◆ Input records

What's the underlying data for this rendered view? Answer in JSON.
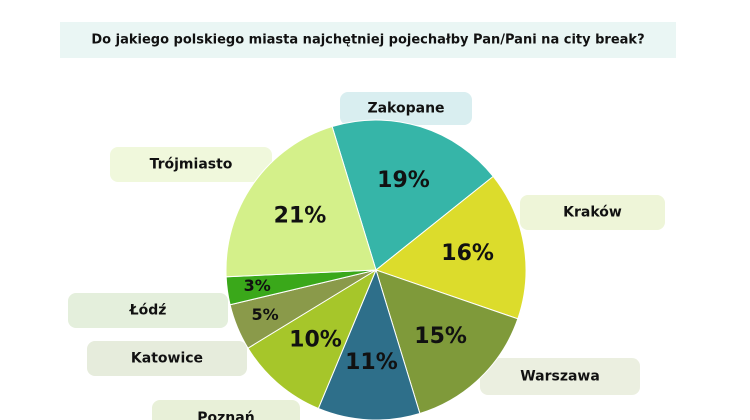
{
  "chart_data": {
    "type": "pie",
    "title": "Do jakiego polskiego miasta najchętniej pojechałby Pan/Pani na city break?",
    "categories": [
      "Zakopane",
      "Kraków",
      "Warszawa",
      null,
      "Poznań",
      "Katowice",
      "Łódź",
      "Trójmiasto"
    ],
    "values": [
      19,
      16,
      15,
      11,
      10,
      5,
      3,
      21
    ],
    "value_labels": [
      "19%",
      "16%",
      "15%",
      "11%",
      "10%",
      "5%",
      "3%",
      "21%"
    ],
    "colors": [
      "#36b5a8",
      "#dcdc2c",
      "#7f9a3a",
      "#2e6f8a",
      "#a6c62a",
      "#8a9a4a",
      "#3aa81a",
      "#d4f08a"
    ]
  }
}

◆ Problem
All of the material above is to be copied exactly, except for its images.

◆ Response
What's the underlying data for this rendered view? Answer in JSON.
{
  "chart_data": {
    "type": "pie",
    "title": "Do jakiego polskiego miasta najchętniej pojechałby Pan/Pani na city break?",
    "categories": [
      "Zakopane",
      "Kraków",
      "Warszawa",
      null,
      "Poznań",
      "Katowice",
      "Łódź",
      "Trójmiasto"
    ],
    "values": [
      19,
      16,
      15,
      11,
      10,
      5,
      3,
      21
    ],
    "value_labels": [
      "19%",
      "16%",
      "15%",
      "11%",
      "10%",
      "5%",
      "3%",
      "21%"
    ],
    "colors": [
      "#36b5a8",
      "#dcdc2c",
      "#7f9a3a",
      "#2e6f8a",
      "#a6c62a",
      "#8a9a4a",
      "#3aa81a",
      "#d4f08a"
    ]
  }
}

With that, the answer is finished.